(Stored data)
----
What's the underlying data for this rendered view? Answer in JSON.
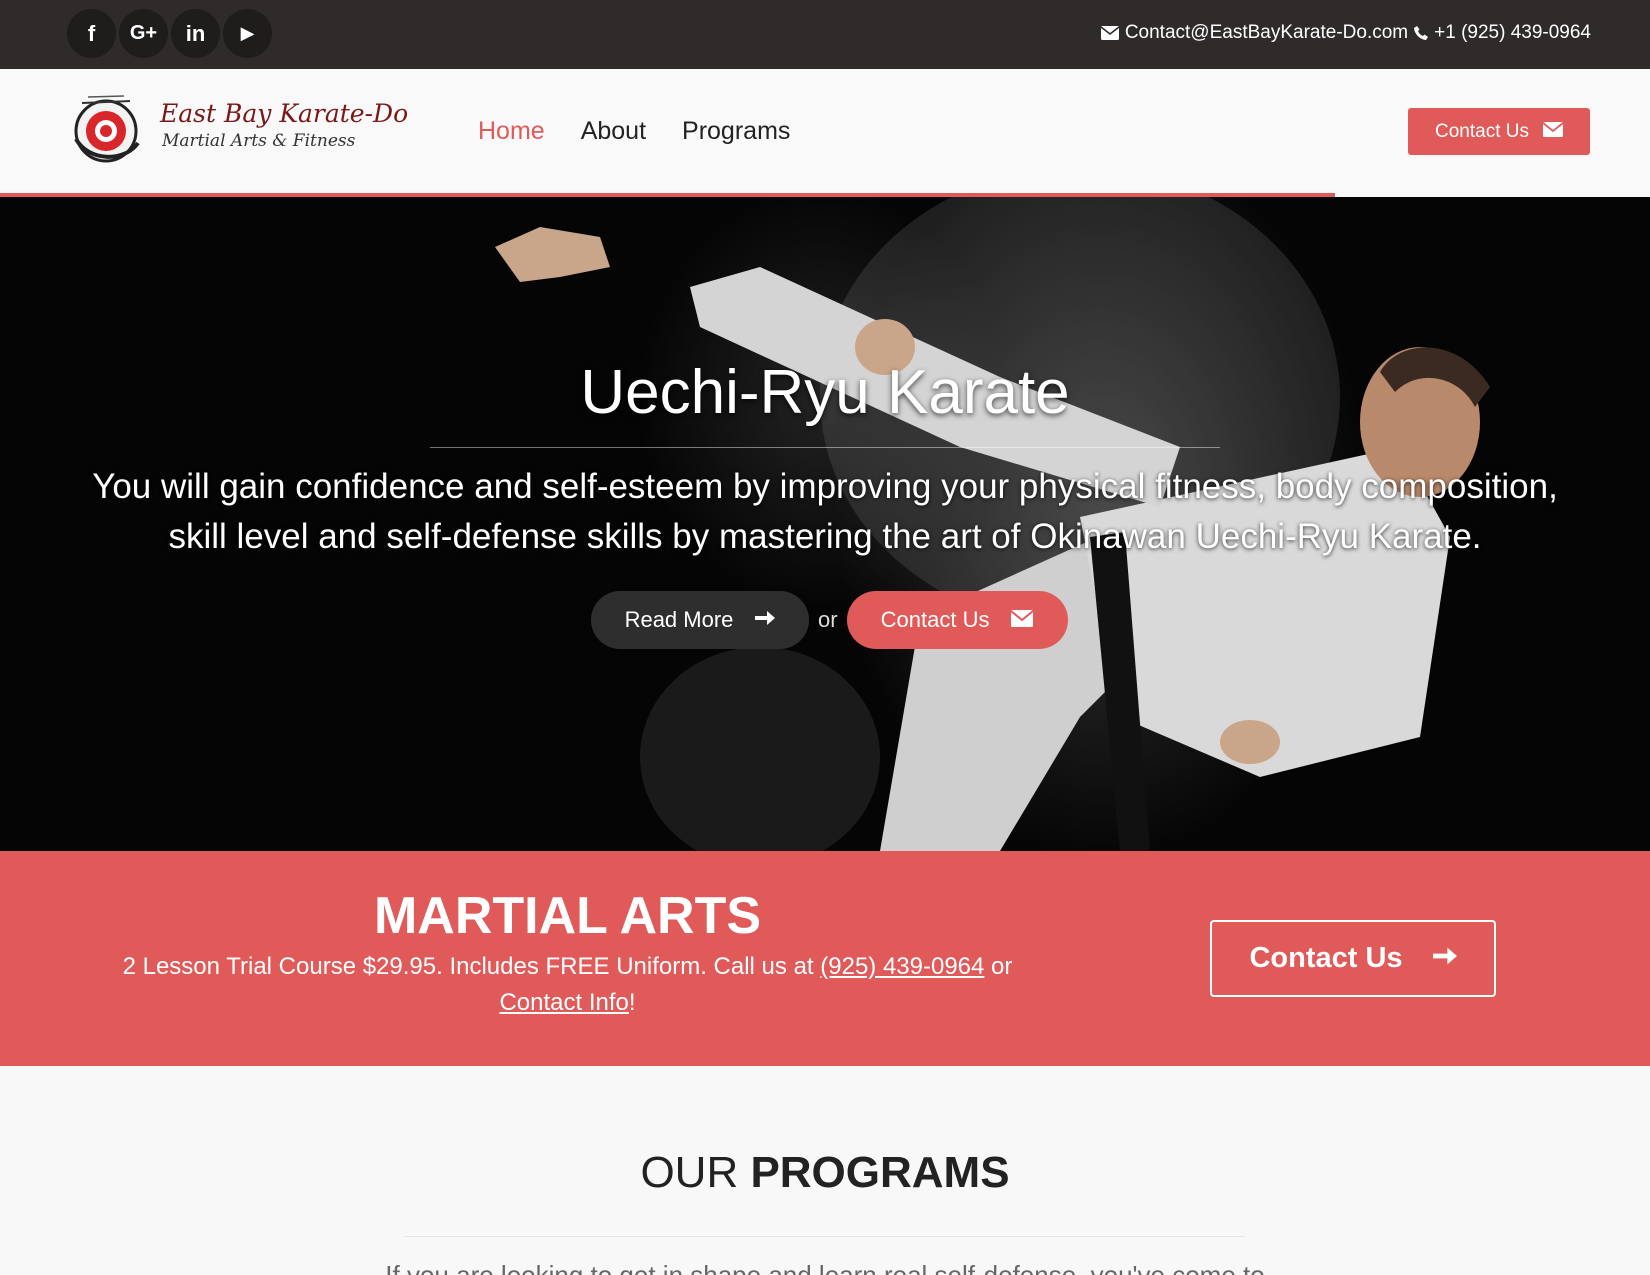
{
  "topbar": {
    "social": [
      {
        "icon": "facebook-icon",
        "glyph": "f"
      },
      {
        "icon": "google-plus-icon",
        "glyph": "G+"
      },
      {
        "icon": "linkedin-icon",
        "glyph": "in"
      },
      {
        "icon": "youtube-icon",
        "glyph": "▶"
      }
    ],
    "email": "Contact@EastBayKarate-Do.com",
    "phone": "+1 (925) 439-0964"
  },
  "nav": {
    "brand_title": "East Bay Karate-Do",
    "brand_subtitle": "Martial Arts & Fitness",
    "links": [
      "Home",
      "About",
      "Programs"
    ],
    "active_link": "Home",
    "cta_label": "Contact Us"
  },
  "hero": {
    "title": "Uechi-Ryu Karate",
    "text": "You will gain confidence and self-esteem by improving your physical fitness, body composition, skill level and self-defense skills by mastering the art of Okinawan Uechi-Ryu Karate.",
    "read_more_label": "Read More",
    "or_label": "or",
    "contact_label": "Contact Us"
  },
  "promo": {
    "title": "MARTIAL ARTS",
    "text_before": "2 Lesson Trial Course $29.95. Includes FREE Uniform. Call us at ",
    "phone_link": "(925) 439-0964",
    "text_middle": " or ",
    "contact_link": "Contact Info",
    "text_after": "!",
    "cta_label": "Contact Us"
  },
  "programs": {
    "title_light": "OUR ",
    "title_bold": "PROGRAMS",
    "intro": "If you are looking to get in shape and learn real self-defense, you've come to"
  },
  "colors": {
    "accent": "#e05a5a",
    "topbar_bg": "#2f2b2b",
    "hero_bg": "#050505"
  }
}
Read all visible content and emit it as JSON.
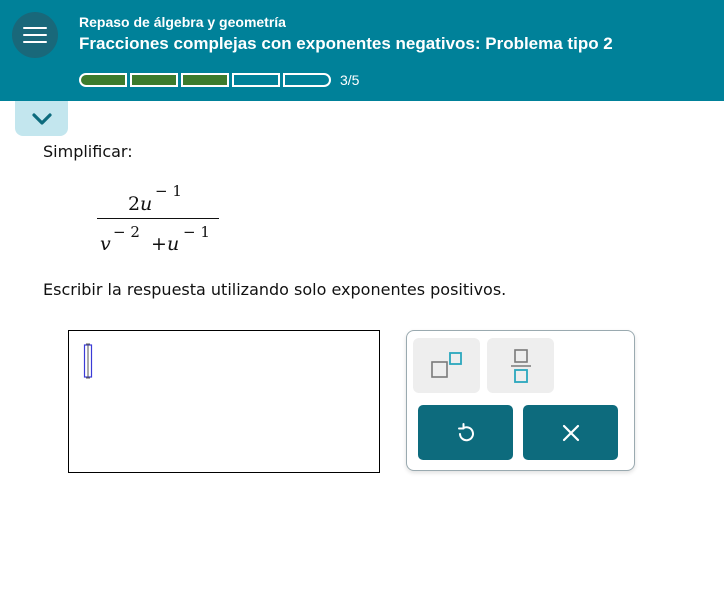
{
  "header": {
    "topic": "Repaso de álgebra y geometría",
    "title": "Fracciones complejas con exponentes negativos: Problema tipo 2",
    "progress_text": "3/5",
    "progress": {
      "completed": 3,
      "total": 5
    }
  },
  "icons": {
    "menu": "menu-icon",
    "collapse": "chevron-down-icon",
    "exponent": "exponent-template-icon",
    "fraction": "fraction-template-icon",
    "undo": "undo-icon",
    "clear": "close-icon"
  },
  "problem": {
    "instruction": "Simplificar:",
    "expression": {
      "numerator": {
        "coefficient": "2",
        "base": "u",
        "exponent": "− 1"
      },
      "denominator": [
        {
          "base": "v",
          "exponent": "− 2"
        },
        {
          "operator": "+",
          "base": "u",
          "exponent": "− 1"
        }
      ]
    },
    "instruction2": "Escribir la respuesta utilizando solo exponentes positivos."
  },
  "colors": {
    "header_bg": "#008199",
    "progress_filled": "#3c7b2d",
    "collapse_tab": "#c3e6ee",
    "action_button": "#0d6b7d",
    "template_icon": "#2aa7bd",
    "cursor": "#3b3bd6"
  }
}
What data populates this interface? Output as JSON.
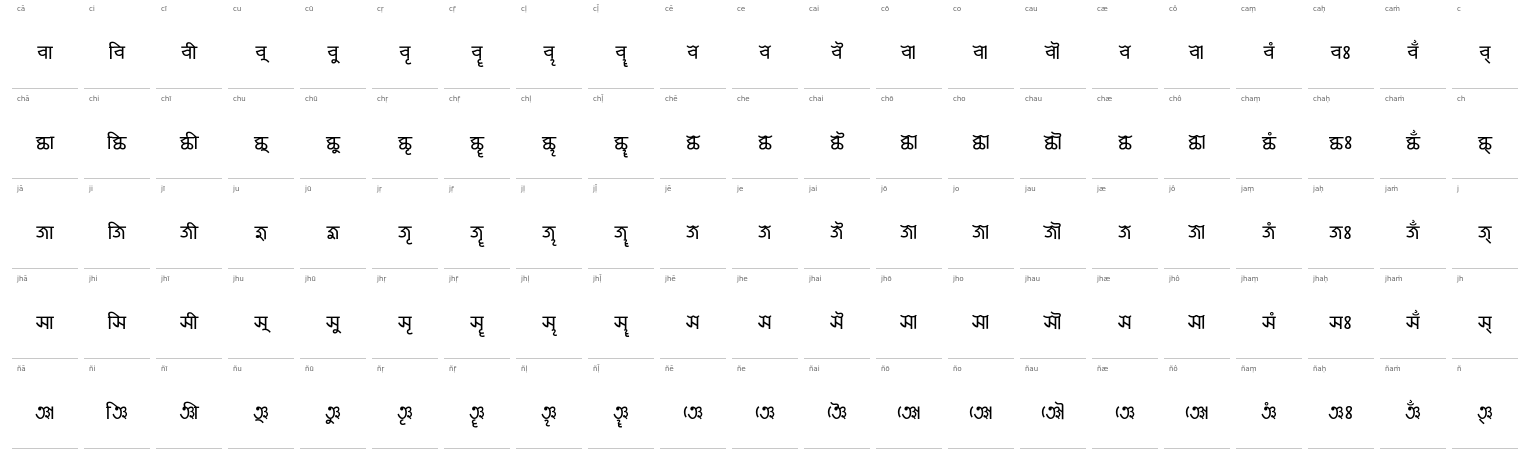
{
  "rows": [
    {
      "labels": [
        "cā",
        "ci",
        "cī",
        "cu",
        "cū",
        "cṛ",
        "cṝ",
        "cḷ",
        "cḹ",
        "cē",
        "ce",
        "cai",
        "cō",
        "co",
        "cau",
        "cæ",
        "cô",
        "caṃ",
        "caḥ",
        "caṁ",
        "c"
      ],
      "glyphs": [
        "𑐔𑐵",
        "𑐔𑐶",
        "𑐔𑐷",
        "𑐔𑐸",
        "𑐔𑐹",
        "𑐔𑐺",
        "𑐔𑐻",
        "𑐔𑐼",
        "𑐔𑐽",
        "𑐔𑐾",
        "𑐔𑐾",
        "𑐔𑐿",
        "𑐔𑑀",
        "𑐔𑑀",
        "𑐔𑑁",
        "𑐔𑐾",
        "𑐔𑑀",
        "𑐔𑑄",
        "𑐔𑑅",
        "𑐔𑑃",
        "𑐔𑑂"
      ]
    },
    {
      "labels": [
        "chā",
        "chi",
        "chī",
        "chu",
        "chū",
        "chṛ",
        "chṝ",
        "chḷ",
        "chḹ",
        "chē",
        "che",
        "chai",
        "chō",
        "cho",
        "chau",
        "chæ",
        "chô",
        "chaṃ",
        "chaḥ",
        "chaṁ",
        "ch"
      ],
      "glyphs": [
        "𑐕𑐵",
        "𑐕𑐶",
        "𑐕𑐷",
        "𑐕𑐸",
        "𑐕𑐹",
        "𑐕𑐺",
        "𑐕𑐻",
        "𑐕𑐼",
        "𑐕𑐽",
        "𑐕𑐾",
        "𑐕𑐾",
        "𑐕𑐿",
        "𑐕𑑀",
        "𑐕𑑀",
        "𑐕𑑁",
        "𑐕𑐾",
        "𑐕𑑀",
        "𑐕𑑄",
        "𑐕𑑅",
        "𑐕𑑃",
        "𑐕𑑂"
      ]
    },
    {
      "labels": [
        "jā",
        "ji",
        "jī",
        "ju",
        "jū",
        "jṛ",
        "jṝ",
        "jḷ",
        "jḹ",
        "jē",
        "je",
        "jai",
        "jō",
        "jo",
        "jau",
        "jæ",
        "jô",
        "jaṃ",
        "jaḥ",
        "jaṁ",
        "j"
      ],
      "glyphs": [
        "𑐖𑐵",
        "𑐖𑐶",
        "𑐖𑐷",
        "𑐖𑐸",
        "𑐖𑐹",
        "𑐖𑐺",
        "𑐖𑐻",
        "𑐖𑐼",
        "𑐖𑐽",
        "𑐖𑐾",
        "𑐖𑐾",
        "𑐖𑐿",
        "𑐖𑑀",
        "𑐖𑑀",
        "𑐖𑑁",
        "𑐖𑐾",
        "𑐖𑑀",
        "𑐖𑑄",
        "𑐖𑑅",
        "𑐖𑑃",
        "𑐖𑑂"
      ]
    },
    {
      "labels": [
        "jhā",
        "jhi",
        "jhī",
        "jhu",
        "jhū",
        "jhṛ",
        "jhṝ",
        "jhḷ",
        "jhḹ",
        "jhē",
        "jhe",
        "jhai",
        "jhō",
        "jho",
        "jhau",
        "jhæ",
        "jhô",
        "jhaṃ",
        "jhaḥ",
        "jhaṁ",
        "jh"
      ],
      "glyphs": [
        "𑐗𑐵",
        "𑐗𑐶",
        "𑐗𑐷",
        "𑐗𑐸",
        "𑐗𑐹",
        "𑐗𑐺",
        "𑐗𑐻",
        "𑐗𑐼",
        "𑐗𑐽",
        "𑐗𑐾",
        "𑐗𑐾",
        "𑐗𑐿",
        "𑐗𑑀",
        "𑐗𑑀",
        "𑐗𑑁",
        "𑐗𑐾",
        "𑐗𑑀",
        "𑐗𑑄",
        "𑐗𑑅",
        "𑐗𑑃",
        "𑐗𑑂"
      ]
    },
    {
      "labels": [
        "ñā",
        "ñi",
        "ñī",
        "ñu",
        "ñū",
        "ñṛ",
        "ñṝ",
        "ñḷ",
        "ñḹ",
        "ñē",
        "ñe",
        "ñai",
        "ñō",
        "ño",
        "ñau",
        "ñæ",
        "ñô",
        "ñaṃ",
        "ñaḥ",
        "ñaṁ",
        "ñ"
      ],
      "glyphs": [
        "𑐘𑐵",
        "𑐘𑐶",
        "𑐘𑐷",
        "𑐘𑐸",
        "𑐘𑐹",
        "𑐘𑐺",
        "𑐘𑐻",
        "𑐘𑐼",
        "𑐘𑐽",
        "𑐘𑐾",
        "𑐘𑐾",
        "𑐘𑐿",
        "𑐘𑑀",
        "𑐘𑑀",
        "𑐘𑑁",
        "𑐘𑐾",
        "𑐘𑑀",
        "𑐘𑑄",
        "𑐘𑑅",
        "𑐘𑑃",
        "𑐘𑑂"
      ]
    }
  ]
}
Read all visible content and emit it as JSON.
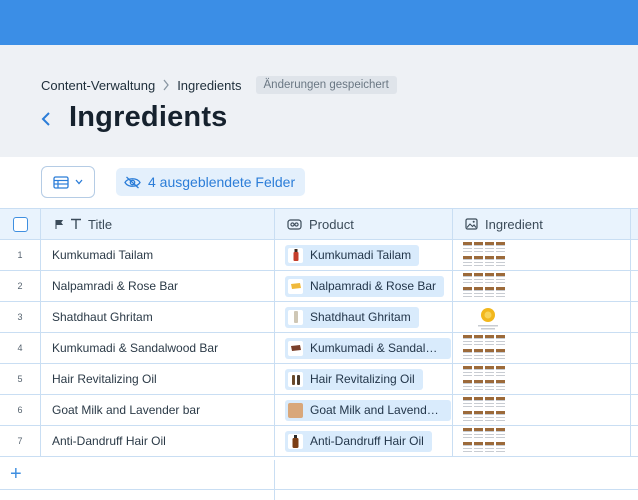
----
PROBLEM REQUIREMENTS
Copy every entry exactly as written. Pictures are excluded.

SOLUTION
What's the underlying data for this rendered view? Answer in JSON.
{
  "topbar": {
    "social": [
      {
        "icon": "facebook-icon",
        "glyph": "f"
      },
      {
        "icon": "google-plus-icon",
        "glyph": "G+"
      },
      {
        "icon": "linkedin-icon",
        "glyph": "in"
      },
      {
        "icon": "youtube-icon",
        "glyph": "▶"
      }
    ],
    "email": "Contact@EastBayKarate-Do.com",
    "phone": "+1 (925) 439-0964"
  },
  "nav": {
    "brand_title": "East Bay Karate-Do",
    "brand_subtitle": "Martial Arts & Fitness",
    "links": [
      "Home",
      "About",
      "Programs"
    ],
    "active_link": "Home",
    "cta_label": "Contact Us"
  },
  "hero": {
    "title": "Uechi-Ryu Karate",
    "text": "You will gain confidence and self-esteem by improving your physical fitness, body composition, skill level and self-defense skills by mastering the art of Okinawan Uechi-Ryu Karate.",
    "read_more_label": "Read More",
    "or_label": "or",
    "contact_label": "Contact Us"
  },
  "promo": {
    "title": "MARTIAL ARTS",
    "text_before": "2 Lesson Trial Course $29.95. Includes FREE Uniform. Call us at ",
    "phone_link": "(925) 439-0964",
    "text_middle": " or ",
    "contact_link": "Contact Info",
    "text_after": "!",
    "cta_label": "Contact Us"
  },
  "programs": {
    "title_light": "OUR ",
    "title_bold": "PROGRAMS",
    "intro": "If you are looking to get in shape and learn real self-defense, you've come to"
  },
  "colors": {
    "accent": "#e05a5a",
    "topbar_bg": "#2f2b2b",
    "hero_bg": "#050505"
  }
}
Read all visible content and emit it as JSON.
{
  "header": {
    "topic": "Repaso de álgebra y geometría",
    "title": "Fracciones complejas con exponentes negativos: Problema tipo 2",
    "progress_text": "3/5",
    "progress": {
      "completed": 3,
      "total": 5
    }
  },
  "icons": {
    "menu": "menu-icon",
    "collapse": "chevron-down-icon",
    "exponent": "exponent-template-icon",
    "fraction": "fraction-template-icon",
    "undo": "undo-icon",
    "clear": "close-icon"
  },
  "problem": {
    "instruction": "Simplificar:",
    "expression": {
      "numerator": {
        "coefficient": "2",
        "base": "u",
        "exponent": "− 1"
      },
      "denominator": [
        {
          "base": "v",
          "exponent": "− 2"
        },
        {
          "operator": "+",
          "base": "u",
          "exponent": "− 1"
        }
      ]
    },
    "instruction2": "Escribir la respuesta utilizando solo exponentes positivos."
  },
  "colors": {
    "header_bg": "#008199",
    "progress_filled": "#3c7b2d",
    "collapse_tab": "#c3e6ee",
    "action_button": "#0d6b7d",
    "template_icon": "#2aa7bd",
    "cursor": "#3b3bd6"
  }
}
What data populates this interface? Output as JSON.
{
  "rows": [
    {
      "labels": [
        "cā",
        "ci",
        "cī",
        "cu",
        "cū",
        "cṛ",
        "cṝ",
        "cḷ",
        "cḹ",
        "cē",
        "ce",
        "cai",
        "cō",
        "co",
        "cau",
        "cæ",
        "cô",
        "caṃ",
        "caḥ",
        "caṁ",
        "c"
      ],
      "glyphs": [
        "𑐔𑐵",
        "𑐔𑐶",
        "𑐔𑐷",
        "𑐔𑐸",
        "𑐔𑐹",
        "𑐔𑐺",
        "𑐔𑐻",
        "𑐔𑐼",
        "𑐔𑐽",
        "𑐔𑐾",
        "𑐔𑐾",
        "𑐔𑐿",
        "𑐔𑑀",
        "𑐔𑑀",
        "𑐔𑑁",
        "𑐔𑐾",
        "𑐔𑑀",
        "𑐔𑑄",
        "𑐔𑑅",
        "𑐔𑑃",
        "𑐔𑑂"
      ]
    },
    {
      "labels": [
        "chā",
        "chi",
        "chī",
        "chu",
        "chū",
        "chṛ",
        "chṝ",
        "chḷ",
        "chḹ",
        "chē",
        "che",
        "chai",
        "chō",
        "cho",
        "chau",
        "chæ",
        "chô",
        "chaṃ",
        "chaḥ",
        "chaṁ",
        "ch"
      ],
      "glyphs": [
        "𑐕𑐵",
        "𑐕𑐶",
        "𑐕𑐷",
        "𑐕𑐸",
        "𑐕𑐹",
        "𑐕𑐺",
        "𑐕𑐻",
        "𑐕𑐼",
        "𑐕𑐽",
        "𑐕𑐾",
        "𑐕𑐾",
        "𑐕𑐿",
        "𑐕𑑀",
        "𑐕𑑀",
        "𑐕𑑁",
        "𑐕𑐾",
        "𑐕𑑀",
        "𑐕𑑄",
        "𑐕𑑅",
        "𑐕𑑃",
        "𑐕𑑂"
      ]
    },
    {
      "labels": [
        "jā",
        "ji",
        "jī",
        "ju",
        "jū",
        "jṛ",
        "jṝ",
        "jḷ",
        "jḹ",
        "jē",
        "je",
        "jai",
        "jō",
        "jo",
        "jau",
        "jæ",
        "jô",
        "jaṃ",
        "jaḥ",
        "jaṁ",
        "j"
      ],
      "glyphs": [
        "𑐖𑐵",
        "𑐖𑐶",
        "𑐖𑐷",
        "𑐖𑐸",
        "𑐖𑐹",
        "𑐖𑐺",
        "𑐖𑐻",
        "𑐖𑐼",
        "𑐖𑐽",
        "𑐖𑐾",
        "𑐖𑐾",
        "𑐖𑐿",
        "𑐖𑑀",
        "𑐖𑑀",
        "𑐖𑑁",
        "𑐖𑐾",
        "𑐖𑑀",
        "𑐖𑑄",
        "𑐖𑑅",
        "𑐖𑑃",
        "𑐖𑑂"
      ]
    },
    {
      "labels": [
        "jhā",
        "jhi",
        "jhī",
        "jhu",
        "jhū",
        "jhṛ",
        "jhṝ",
        "jhḷ",
        "jhḹ",
        "jhē",
        "jhe",
        "jhai",
        "jhō",
        "jho",
        "jhau",
        "jhæ",
        "jhô",
        "jhaṃ",
        "jhaḥ",
        "jhaṁ",
        "jh"
      ],
      "glyphs": [
        "𑐗𑐵",
        "𑐗𑐶",
        "𑐗𑐷",
        "𑐗𑐸",
        "𑐗𑐹",
        "𑐗𑐺",
        "𑐗𑐻",
        "𑐗𑐼",
        "𑐗𑐽",
        "𑐗𑐾",
        "𑐗𑐾",
        "𑐗𑐿",
        "𑐗𑑀",
        "𑐗𑑀",
        "𑐗𑑁",
        "𑐗𑐾",
        "𑐗𑑀",
        "𑐗𑑄",
        "𑐗𑑅",
        "𑐗𑑃",
        "𑐗𑑂"
      ]
    },
    {
      "labels": [
        "ñā",
        "ñi",
        "ñī",
        "ñu",
        "ñū",
        "ñṛ",
        "ñṝ",
        "ñḷ",
        "ñḹ",
        "ñē",
        "ñe",
        "ñai",
        "ñō",
        "ño",
        "ñau",
        "ñæ",
        "ñô",
        "ñaṃ",
        "ñaḥ",
        "ñaṁ",
        "ñ"
      ],
      "glyphs": [
        "𑐘𑐵",
        "𑐘𑐶",
        "𑐘𑐷",
        "𑐘𑐸",
        "𑐘𑐹",
        "𑐘𑐺",
        "𑐘𑐻",
        "𑐘𑐼",
        "𑐘𑐽",
        "𑐘𑐾",
        "𑐘𑐾",
        "𑐘𑐿",
        "𑐘𑑀",
        "𑐘𑑀",
        "𑐘𑑁",
        "𑐘𑐾",
        "𑐘𑑀",
        "𑐘𑑄",
        "𑐘𑑅",
        "𑐘𑑃",
        "𑐘𑑂"
      ]
    }
  ]
}
Read all visible content and emit it as JSON.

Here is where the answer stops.